◆ THE REQUEST ◆
Starting with the line that contains "Transcribe the text in this document.", reproduce each line through the end of the entries exactly as written.

* begin DATA LISTING *

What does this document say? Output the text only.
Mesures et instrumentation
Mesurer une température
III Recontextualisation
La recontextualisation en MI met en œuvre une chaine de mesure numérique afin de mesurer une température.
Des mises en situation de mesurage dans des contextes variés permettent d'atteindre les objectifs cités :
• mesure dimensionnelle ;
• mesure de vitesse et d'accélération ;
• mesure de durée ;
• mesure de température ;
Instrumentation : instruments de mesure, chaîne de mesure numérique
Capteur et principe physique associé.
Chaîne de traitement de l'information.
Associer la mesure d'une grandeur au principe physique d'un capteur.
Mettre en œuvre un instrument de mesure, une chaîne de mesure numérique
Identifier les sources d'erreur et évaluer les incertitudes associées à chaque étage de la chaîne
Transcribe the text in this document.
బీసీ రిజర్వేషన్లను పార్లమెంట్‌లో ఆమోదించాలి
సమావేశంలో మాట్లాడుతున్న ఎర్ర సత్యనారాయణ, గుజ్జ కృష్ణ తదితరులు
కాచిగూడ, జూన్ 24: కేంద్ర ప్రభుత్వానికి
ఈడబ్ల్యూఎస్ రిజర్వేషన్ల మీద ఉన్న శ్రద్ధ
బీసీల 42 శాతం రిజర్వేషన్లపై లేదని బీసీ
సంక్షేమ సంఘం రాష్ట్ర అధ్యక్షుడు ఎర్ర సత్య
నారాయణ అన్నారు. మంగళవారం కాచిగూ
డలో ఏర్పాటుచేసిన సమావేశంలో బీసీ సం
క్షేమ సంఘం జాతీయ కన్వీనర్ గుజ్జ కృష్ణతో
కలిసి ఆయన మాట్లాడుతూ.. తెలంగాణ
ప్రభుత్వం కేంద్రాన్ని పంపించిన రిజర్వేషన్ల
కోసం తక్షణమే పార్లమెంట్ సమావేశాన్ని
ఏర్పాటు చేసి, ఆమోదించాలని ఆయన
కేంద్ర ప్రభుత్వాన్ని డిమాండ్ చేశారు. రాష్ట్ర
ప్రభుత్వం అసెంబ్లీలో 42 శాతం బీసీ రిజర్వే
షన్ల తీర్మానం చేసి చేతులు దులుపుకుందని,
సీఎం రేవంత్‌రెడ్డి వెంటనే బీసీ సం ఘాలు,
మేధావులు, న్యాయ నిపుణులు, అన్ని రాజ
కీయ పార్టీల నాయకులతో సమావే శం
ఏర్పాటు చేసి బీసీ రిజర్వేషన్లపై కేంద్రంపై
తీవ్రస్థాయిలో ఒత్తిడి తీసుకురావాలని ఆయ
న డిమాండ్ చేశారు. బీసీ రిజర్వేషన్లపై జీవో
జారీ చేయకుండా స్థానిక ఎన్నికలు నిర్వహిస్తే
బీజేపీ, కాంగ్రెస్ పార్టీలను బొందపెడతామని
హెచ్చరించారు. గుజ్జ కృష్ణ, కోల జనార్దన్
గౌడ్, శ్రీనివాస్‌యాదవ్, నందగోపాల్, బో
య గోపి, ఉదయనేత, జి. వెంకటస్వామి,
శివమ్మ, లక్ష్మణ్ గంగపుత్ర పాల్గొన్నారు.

* end DATA LISTING *

◆ ANSWER FOR THIS EXERCISE ◆
Transcribe the text in this document.
బీసీ రిజర్వేషన్లను పార్లమెంట్‌లో ఆమోదించాలి
సమావేశంలో మాట్లాడుతున్న ఎర్ర సత్యనారాయణ, గుజ్జ కృష్ణ తదితరులు
కాచిగూడ, జూన్ 24: కేంద్ర ప్రభుత్వానికి
ఈడబ్ల్యూఎస్ రిజర్వేషన్ల మీద ఉన్న శ్రద్ధ
బీసీల 42 శాతం రిజర్వేషన్లపై లేదని బీసీ
సంక్షేమ సంఘం రాష్ట్ర అధ్యక్షుడు ఎర్ర సత్య
నారాయణ అన్నారు. మంగళవారం కాచిగూ
డలో ఏర్పాటుచేసిన సమావేశంలో బీసీ సం
క్షేమ సంఘం జాతీయ కన్వీనర్ గుజ్జ కృష్ణతో
కలిసి ఆయన మాట్లాడుతూ.. తెలంగాణ
ప్రభుత్వం కేంద్రాన్ని పంపించిన రిజర్వేషన్ల
కోసం తక్షణమే పార్లమెంట్ సమావేశాన్ని
ఏర్పాటు చేసి, ఆమోదించాలని ఆయన
కేంద్ర ప్రభుత్వాన్ని డిమాండ్ చేశారు. రాష్ట్ర
ప్రభుత్వం అసెంబ్లీలో 42 శాతం బీసీ రిజర్వే
షన్ల తీర్మానం చేసి చేతులు దులుపుకుందని,
సీఎం రేవంత్‌రెడ్డి వెంటనే బీసీ సం ఘాలు,
మేధావులు, న్యాయ నిపుణులు, అన్ని రాజ
కీయ పార్టీల నాయకులతో సమావే శం
ఏర్పాటు చేసి బీసీ రిజర్వేషన్లపై కేంద్రంపై
తీవ్రస్థాయిలో ఒత్తిడి తీసుకురావాలని ఆయ
న డిమాండ్ చేశారు. బీసీ రిజర్వేషన్లపై జీవో
జారీ చేయకుండా స్థానిక ఎన్నికలు నిర్వహిస్తే
బీజేపీ, కాంగ్రెస్ పార్టీలను బొందపెడతామని
హెచ్చరించారు. గుజ్జ కృష్ణ, కోల జనార్దన్
గౌడ్, శ్రీనివాస్‌యాదవ్, నందగోపాల్, బో
య గోపి, ఉదయనేత, జి. వెంకటస్వామి,
శివమ్మ, లక్ష్మణ్ గంగపుత్ర పాల్గొన్నారు.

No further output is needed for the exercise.